> _BRIEF_
Exactly as given, repeat all of the entries.

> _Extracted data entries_
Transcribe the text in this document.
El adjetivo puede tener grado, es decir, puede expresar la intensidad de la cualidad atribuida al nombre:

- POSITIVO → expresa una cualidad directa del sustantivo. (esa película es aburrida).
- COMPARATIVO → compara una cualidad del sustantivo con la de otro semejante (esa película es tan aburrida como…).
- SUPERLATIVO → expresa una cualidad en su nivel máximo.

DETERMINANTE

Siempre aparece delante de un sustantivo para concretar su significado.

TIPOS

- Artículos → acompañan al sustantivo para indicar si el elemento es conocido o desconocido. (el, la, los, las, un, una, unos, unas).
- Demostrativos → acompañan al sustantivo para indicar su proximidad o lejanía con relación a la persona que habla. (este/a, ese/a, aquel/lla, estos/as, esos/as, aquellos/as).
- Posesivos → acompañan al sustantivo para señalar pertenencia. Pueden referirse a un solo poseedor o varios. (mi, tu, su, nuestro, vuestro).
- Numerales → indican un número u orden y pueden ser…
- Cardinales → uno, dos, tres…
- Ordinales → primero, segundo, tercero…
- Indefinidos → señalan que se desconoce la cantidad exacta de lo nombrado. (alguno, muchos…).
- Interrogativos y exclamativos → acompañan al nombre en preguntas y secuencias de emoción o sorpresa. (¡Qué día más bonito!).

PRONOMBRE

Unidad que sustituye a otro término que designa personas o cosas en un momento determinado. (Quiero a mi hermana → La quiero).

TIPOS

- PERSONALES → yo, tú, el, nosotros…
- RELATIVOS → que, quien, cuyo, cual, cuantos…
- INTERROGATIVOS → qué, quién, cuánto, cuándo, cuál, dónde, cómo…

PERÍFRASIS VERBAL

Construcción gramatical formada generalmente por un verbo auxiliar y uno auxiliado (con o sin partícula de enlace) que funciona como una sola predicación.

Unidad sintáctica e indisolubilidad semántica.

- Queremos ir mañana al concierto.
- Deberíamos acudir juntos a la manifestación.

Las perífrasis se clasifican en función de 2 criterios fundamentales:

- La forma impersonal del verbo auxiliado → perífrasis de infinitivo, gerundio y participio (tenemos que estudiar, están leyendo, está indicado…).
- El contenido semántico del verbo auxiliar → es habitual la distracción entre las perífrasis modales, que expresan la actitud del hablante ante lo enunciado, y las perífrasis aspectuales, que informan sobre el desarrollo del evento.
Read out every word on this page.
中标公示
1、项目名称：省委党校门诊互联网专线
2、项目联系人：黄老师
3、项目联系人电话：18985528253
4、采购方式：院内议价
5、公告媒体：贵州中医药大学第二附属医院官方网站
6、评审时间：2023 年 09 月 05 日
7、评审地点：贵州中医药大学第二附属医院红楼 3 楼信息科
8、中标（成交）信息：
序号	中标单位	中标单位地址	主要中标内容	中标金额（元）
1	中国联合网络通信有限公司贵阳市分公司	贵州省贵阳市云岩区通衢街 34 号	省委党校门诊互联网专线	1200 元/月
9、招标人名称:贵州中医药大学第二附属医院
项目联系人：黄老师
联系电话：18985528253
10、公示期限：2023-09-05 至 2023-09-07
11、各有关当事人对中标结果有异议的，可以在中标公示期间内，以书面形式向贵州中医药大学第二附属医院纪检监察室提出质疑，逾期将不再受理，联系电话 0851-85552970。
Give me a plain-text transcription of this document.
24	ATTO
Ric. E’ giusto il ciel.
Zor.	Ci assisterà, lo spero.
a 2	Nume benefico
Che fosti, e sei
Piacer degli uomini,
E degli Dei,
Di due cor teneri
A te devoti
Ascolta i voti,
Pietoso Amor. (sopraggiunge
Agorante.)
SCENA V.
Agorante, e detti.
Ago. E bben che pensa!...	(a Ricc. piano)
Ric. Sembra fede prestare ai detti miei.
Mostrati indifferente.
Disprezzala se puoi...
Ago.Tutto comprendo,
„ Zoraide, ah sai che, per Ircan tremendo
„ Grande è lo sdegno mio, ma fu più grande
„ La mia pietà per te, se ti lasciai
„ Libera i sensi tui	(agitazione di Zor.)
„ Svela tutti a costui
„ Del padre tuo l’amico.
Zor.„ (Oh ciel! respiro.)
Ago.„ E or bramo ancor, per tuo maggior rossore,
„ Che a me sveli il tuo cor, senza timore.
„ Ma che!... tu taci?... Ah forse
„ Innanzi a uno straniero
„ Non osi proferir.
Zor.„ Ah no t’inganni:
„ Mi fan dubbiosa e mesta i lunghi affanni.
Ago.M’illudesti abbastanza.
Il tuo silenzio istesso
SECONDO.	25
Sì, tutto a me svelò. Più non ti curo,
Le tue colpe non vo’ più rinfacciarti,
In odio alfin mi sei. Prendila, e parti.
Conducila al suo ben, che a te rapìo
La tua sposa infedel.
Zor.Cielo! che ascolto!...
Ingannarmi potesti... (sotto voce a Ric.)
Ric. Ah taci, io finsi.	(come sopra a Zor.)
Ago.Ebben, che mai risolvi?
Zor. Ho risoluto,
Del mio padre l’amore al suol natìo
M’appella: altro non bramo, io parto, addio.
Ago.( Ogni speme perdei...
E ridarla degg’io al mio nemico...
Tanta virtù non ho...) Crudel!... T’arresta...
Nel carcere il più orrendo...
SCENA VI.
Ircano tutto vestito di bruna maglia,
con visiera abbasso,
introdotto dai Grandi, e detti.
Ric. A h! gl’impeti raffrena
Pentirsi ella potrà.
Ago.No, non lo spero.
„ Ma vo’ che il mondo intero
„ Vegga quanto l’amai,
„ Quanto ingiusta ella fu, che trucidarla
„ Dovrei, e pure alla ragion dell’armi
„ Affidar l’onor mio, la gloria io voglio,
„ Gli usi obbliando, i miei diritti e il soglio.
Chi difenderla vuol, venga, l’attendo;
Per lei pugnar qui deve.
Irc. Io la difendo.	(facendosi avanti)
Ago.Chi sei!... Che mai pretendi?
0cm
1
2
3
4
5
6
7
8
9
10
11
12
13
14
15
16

> _SOLUTION BELOW_
Transcribe the text in this document.
El adjetivo puede tener grado, es decir, puede expresar la intensidad de la cualidad atribuida al nombre:

- POSITIVO → expresa una cualidad directa del sustantivo. (esa película es aburrida).
- COMPARATIVO → compara una cualidad del sustantivo con la de otro semejante (esa película es tan aburrida como…).
- SUPERLATIVO → expresa una cualidad en su nivel máximo.

DETERMINANTE

Siempre aparece delante de un sustantivo para concretar su significado.

TIPOS

- Artículos → acompañan al sustantivo para indicar si el elemento es conocido o desconocido. (el, la, los, las, un, una, unos, unas).
- Demostrativos → acompañan al sustantivo para indicar su proximidad o lejanía con relación a la persona que habla. (este/a, ese/a, aquel/lla, estos/as, esos/as, aquellos/as).
- Posesivos → acompañan al sustantivo para señalar pertenencia. Pueden referirse a un solo poseedor o varios. (mi, tu, su, nuestro, vuestro).
- Numerales → indican un número u orden y pueden ser…
- Cardinales → uno, dos, tres…
- Ordinales → primero, segundo, tercero…
- Indefinidos → señalan que se desconoce la cantidad exacta de lo nombrado. (alguno, muchos…).
- Interrogativos y exclamativos → acompañan al nombre en preguntas y secuencias de emoción o sorpresa. (¡Qué día más bonito!).

PRONOMBRE

Unidad que sustituye a otro término que designa personas o cosas en un momento determinado. (Quiero a mi hermana → La quiero).

TIPOS

- PERSONALES → yo, tú, el, nosotros…
- RELATIVOS → que, quien, cuyo, cual, cuantos…
- INTERROGATIVOS → qué, quién, cuánto, cuándo, cuál, dónde, cómo…

PERÍFRASIS VERBAL

Construcción gramatical formada generalmente por un verbo auxiliar y uno auxiliado (con o sin partícula de enlace) que funciona como una sola predicación.

Unidad sintáctica e indisolubilidad semántica.

- Queremos ir mañana al concierto.
- Deberíamos acudir juntos a la manifestación.

Las perífrasis se clasifican en función de 2 criterios fundamentales:

- La forma impersonal del verbo auxiliado → perífrasis de infinitivo, gerundio y participio (tenemos que estudiar, están leyendo, está indicado…).
- El contenido semántico del verbo auxiliar → es habitual la distracción entre las perífrasis modales, que expresan la actitud del hablante ante lo enunciado, y las perífrasis aspectuales, que informan sobre el desarrollo del evento.
Read out every word on this page.
中标公示
1、项目名称：省委党校门诊互联网专线
2、项目联系人：黄老师
3、项目联系人电话：18985528253
4、采购方式：院内议价
5、公告媒体：贵州中医药大学第二附属医院官方网站
6、评审时间：2023 年 09 月 05 日
7、评审地点：贵州中医药大学第二附属医院红楼 3 楼信息科
8、中标（成交）信息：
序号	中标单位	中标单位地址	主要中标内容	中标金额（元）
1	中国联合网络通信有限公司贵阳市分公司	贵州省贵阳市云岩区通衢街 34 号	省委党校门诊互联网专线	1200 元/月
9、招标人名称:贵州中医药大学第二附属医院
项目联系人：黄老师
联系电话：18985528253
10、公示期限：2023-09-05 至 2023-09-07
11、各有关当事人对中标结果有异议的，可以在中标公示期间内，以书面形式向贵州中医药大学第二附属医院纪检监察室提出质疑，逾期将不再受理，联系电话 0851-85552970。
Give me a plain-text transcription of this document.
24	ATTO
Ric. E’ giusto il ciel.
Zor.	Ci assisterà, lo spero.
a 2	Nume benefico
Che fosti, e sei
Piacer degli uomini,
E degli Dei,
Di due cor teneri
A te devoti
Ascolta i voti,
Pietoso Amor. (sopraggiunge
Agorante.)
SCENA V.
Agorante, e detti.
Ago. E bben che pensa!...	(a Ricc. piano)
Ric. Sembra fede prestare ai detti miei.
Mostrati indifferente.
Disprezzala se puoi...
Ago.Tutto comprendo,
„ Zoraide, ah sai che, per Ircan tremendo
„ Grande è lo sdegno mio, ma fu più grande
„ La mia pietà per te, se ti lasciai
„ Libera i sensi tui	(agitazione di Zor.)
„ Svela tutti a costui
„ Del padre tuo l’amico.
Zor.„ (Oh ciel! respiro.)
Ago.„ E or bramo ancor, per tuo maggior rossore,
„ Che a me sveli il tuo cor, senza timore.
„ Ma che!... tu taci?... Ah forse
„ Innanzi a uno straniero
„ Non osi proferir.
Zor.„ Ah no t’inganni:
„ Mi fan dubbiosa e mesta i lunghi affanni.
Ago.M’illudesti abbastanza.
Il tuo silenzio istesso
SECONDO.	25
Sì, tutto a me svelò. Più non ti curo,
Le tue colpe non vo’ più rinfacciarti,
In odio alfin mi sei. Prendila, e parti.
Conducila al suo ben, che a te rapìo
La tua sposa infedel.
Zor.Cielo! che ascolto!...
Ingannarmi potesti... (sotto voce a Ric.)
Ric. Ah taci, io finsi.	(come sopra a Zor.)
Ago.Ebben, che mai risolvi?
Zor. Ho risoluto,
Del mio padre l’amore al suol natìo
M’appella: altro non bramo, io parto, addio.
Ago.( Ogni speme perdei...
E ridarla degg’io al mio nemico...
Tanta virtù non ho...) Crudel!... T’arresta...
Nel carcere il più orrendo...
SCENA VI.
Ircano tutto vestito di bruna maglia,
con visiera abbasso,
introdotto dai Grandi, e detti.
Ric. A h! gl’impeti raffrena
Pentirsi ella potrà.
Ago.No, non lo spero.
„ Ma vo’ che il mondo intero
„ Vegga quanto l’amai,
„ Quanto ingiusta ella fu, che trucidarla
„ Dovrei, e pure alla ragion dell’armi
„ Affidar l’onor mio, la gloria io voglio,
„ Gli usi obbliando, i miei diritti e il soglio.
Chi difenderla vuol, venga, l’attendo;
Per lei pugnar qui deve.
Irc. Io la difendo.	(facendosi avanti)
Ago.Chi sei!... Che mai pretendi?
0cm
1
2
3
4
5
6
7
8
9
10
11
12
13
14
15
16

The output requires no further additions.